> _Exercise requirements_: Output the material beneath exactly, leaving nothing out.

> _Data provided_:
•••
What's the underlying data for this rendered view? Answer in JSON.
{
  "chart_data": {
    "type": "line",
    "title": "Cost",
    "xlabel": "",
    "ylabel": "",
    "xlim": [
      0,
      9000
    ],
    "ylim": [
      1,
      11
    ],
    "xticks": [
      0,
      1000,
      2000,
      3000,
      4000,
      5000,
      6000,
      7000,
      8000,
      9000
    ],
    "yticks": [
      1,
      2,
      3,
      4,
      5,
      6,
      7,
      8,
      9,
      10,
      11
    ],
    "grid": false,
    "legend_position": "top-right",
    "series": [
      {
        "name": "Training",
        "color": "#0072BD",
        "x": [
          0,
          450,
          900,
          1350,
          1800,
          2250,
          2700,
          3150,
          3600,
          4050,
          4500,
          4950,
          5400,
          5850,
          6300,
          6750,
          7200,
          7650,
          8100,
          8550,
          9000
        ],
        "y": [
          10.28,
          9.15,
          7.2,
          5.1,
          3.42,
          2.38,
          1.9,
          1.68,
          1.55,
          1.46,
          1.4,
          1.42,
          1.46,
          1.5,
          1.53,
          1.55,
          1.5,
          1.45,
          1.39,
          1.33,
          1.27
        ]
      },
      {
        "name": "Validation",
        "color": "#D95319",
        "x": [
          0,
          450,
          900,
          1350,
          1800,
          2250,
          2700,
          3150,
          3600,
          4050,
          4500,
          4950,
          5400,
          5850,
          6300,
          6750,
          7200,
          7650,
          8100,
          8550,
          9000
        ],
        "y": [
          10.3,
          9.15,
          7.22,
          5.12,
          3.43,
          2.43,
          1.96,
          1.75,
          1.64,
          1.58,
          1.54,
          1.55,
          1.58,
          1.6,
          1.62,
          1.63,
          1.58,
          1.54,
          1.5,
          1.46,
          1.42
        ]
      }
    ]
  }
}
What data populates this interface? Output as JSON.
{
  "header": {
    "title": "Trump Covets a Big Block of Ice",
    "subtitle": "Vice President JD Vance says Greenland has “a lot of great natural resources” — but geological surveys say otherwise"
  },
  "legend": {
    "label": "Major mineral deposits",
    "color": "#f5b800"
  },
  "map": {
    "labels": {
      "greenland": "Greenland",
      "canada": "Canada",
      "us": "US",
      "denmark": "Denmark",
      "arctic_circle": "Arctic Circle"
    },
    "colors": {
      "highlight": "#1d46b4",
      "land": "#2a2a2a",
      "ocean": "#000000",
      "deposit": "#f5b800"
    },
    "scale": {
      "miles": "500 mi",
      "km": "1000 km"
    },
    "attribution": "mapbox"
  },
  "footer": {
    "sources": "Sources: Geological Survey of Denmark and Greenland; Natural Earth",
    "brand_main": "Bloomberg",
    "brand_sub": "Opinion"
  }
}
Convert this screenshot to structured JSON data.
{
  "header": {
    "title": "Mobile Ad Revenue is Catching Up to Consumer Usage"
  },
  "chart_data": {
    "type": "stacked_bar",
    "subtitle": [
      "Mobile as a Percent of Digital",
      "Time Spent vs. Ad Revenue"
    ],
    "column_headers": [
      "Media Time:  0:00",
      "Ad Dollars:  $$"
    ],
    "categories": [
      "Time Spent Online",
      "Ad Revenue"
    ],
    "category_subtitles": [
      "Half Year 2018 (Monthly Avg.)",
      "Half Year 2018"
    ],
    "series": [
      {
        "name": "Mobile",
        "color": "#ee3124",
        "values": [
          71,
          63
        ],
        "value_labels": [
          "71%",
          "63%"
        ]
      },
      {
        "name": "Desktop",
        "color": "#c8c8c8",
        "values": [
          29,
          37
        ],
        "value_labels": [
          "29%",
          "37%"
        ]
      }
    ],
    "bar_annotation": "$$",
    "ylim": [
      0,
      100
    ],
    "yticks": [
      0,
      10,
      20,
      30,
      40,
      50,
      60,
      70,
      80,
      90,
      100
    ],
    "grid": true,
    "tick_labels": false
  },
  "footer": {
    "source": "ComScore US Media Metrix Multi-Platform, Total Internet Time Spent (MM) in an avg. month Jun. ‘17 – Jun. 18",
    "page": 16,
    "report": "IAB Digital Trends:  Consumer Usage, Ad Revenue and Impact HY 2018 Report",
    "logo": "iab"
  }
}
•••
> _The answer_:
What's the underlying data for this rendered view? Answer in JSON.
{
  "chart_data": {
    "type": "line",
    "title": "Cost",
    "xlabel": "",
    "ylabel": "",
    "xlim": [
      0,
      9000
    ],
    "ylim": [
      1,
      11
    ],
    "xticks": [
      0,
      1000,
      2000,
      3000,
      4000,
      5000,
      6000,
      7000,
      8000,
      9000
    ],
    "yticks": [
      1,
      2,
      3,
      4,
      5,
      6,
      7,
      8,
      9,
      10,
      11
    ],
    "grid": false,
    "legend_position": "top-right",
    "series": [
      {
        "name": "Training",
        "color": "#0072BD",
        "x": [
          0,
          450,
          900,
          1350,
          1800,
          2250,
          2700,
          3150,
          3600,
          4050,
          4500,
          4950,
          5400,
          5850,
          6300,
          6750,
          7200,
          7650,
          8100,
          8550,
          9000
        ],
        "y": [
          10.28,
          9.15,
          7.2,
          5.1,
          3.42,
          2.38,
          1.9,
          1.68,
          1.55,
          1.46,
          1.4,
          1.42,
          1.46,
          1.5,
          1.53,
          1.55,
          1.5,
          1.45,
          1.39,
          1.33,
          1.27
        ]
      },
      {
        "name": "Validation",
        "color": "#D95319",
        "x": [
          0,
          450,
          900,
          1350,
          1800,
          2250,
          2700,
          3150,
          3600,
          4050,
          4500,
          4950,
          5400,
          5850,
          6300,
          6750,
          7200,
          7650,
          8100,
          8550,
          9000
        ],
        "y": [
          10.3,
          9.15,
          7.22,
          5.12,
          3.43,
          2.43,
          1.96,
          1.75,
          1.64,
          1.58,
          1.54,
          1.55,
          1.58,
          1.6,
          1.62,
          1.63,
          1.58,
          1.54,
          1.5,
          1.46,
          1.42
        ]
      }
    ]
  }
}
What data populates this interface? Output as JSON.
{
  "header": {
    "title": "Trump Covets a Big Block of Ice",
    "subtitle": "Vice President JD Vance says Greenland has “a lot of great natural resources” — but geological surveys say otherwise"
  },
  "legend": {
    "label": "Major mineral deposits",
    "color": "#f5b800"
  },
  "map": {
    "labels": {
      "greenland": "Greenland",
      "canada": "Canada",
      "us": "US",
      "denmark": "Denmark",
      "arctic_circle": "Arctic Circle"
    },
    "colors": {
      "highlight": "#1d46b4",
      "land": "#2a2a2a",
      "ocean": "#000000",
      "deposit": "#f5b800"
    },
    "scale": {
      "miles": "500 mi",
      "km": "1000 km"
    },
    "attribution": "mapbox"
  },
  "footer": {
    "sources": "Sources: Geological Survey of Denmark and Greenland; Natural Earth",
    "brand_main": "Bloomberg",
    "brand_sub": "Opinion"
  }
}
Convert this screenshot to structured JSON data.
{
  "header": {
    "title": "Mobile Ad Revenue is Catching Up to Consumer Usage"
  },
  "chart_data": {
    "type": "stacked_bar",
    "subtitle": [
      "Mobile as a Percent of Digital",
      "Time Spent vs. Ad Revenue"
    ],
    "column_headers": [
      "Media Time:  0:00",
      "Ad Dollars:  $$"
    ],
    "categories": [
      "Time Spent Online",
      "Ad Revenue"
    ],
    "category_subtitles": [
      "Half Year 2018 (Monthly Avg.)",
      "Half Year 2018"
    ],
    "series": [
      {
        "name": "Mobile",
        "color": "#ee3124",
        "values": [
          71,
          63
        ],
        "value_labels": [
          "71%",
          "63%"
        ]
      },
      {
        "name": "Desktop",
        "color": "#c8c8c8",
        "values": [
          29,
          37
        ],
        "value_labels": [
          "29%",
          "37%"
        ]
      }
    ],
    "bar_annotation": "$$",
    "ylim": [
      0,
      100
    ],
    "yticks": [
      0,
      10,
      20,
      30,
      40,
      50,
      60,
      70,
      80,
      90,
      100
    ],
    "grid": true,
    "tick_labels": false
  },
  "footer": {
    "source": "ComScore US Media Metrix Multi-Platform, Total Internet Time Spent (MM) in an avg. month Jun. ‘17 – Jun. 18",
    "page": 16,
    "report": "IAB Digital Trends:  Consumer Usage, Ad Revenue and Impact HY 2018 Report",
    "logo": "iab"
  }
}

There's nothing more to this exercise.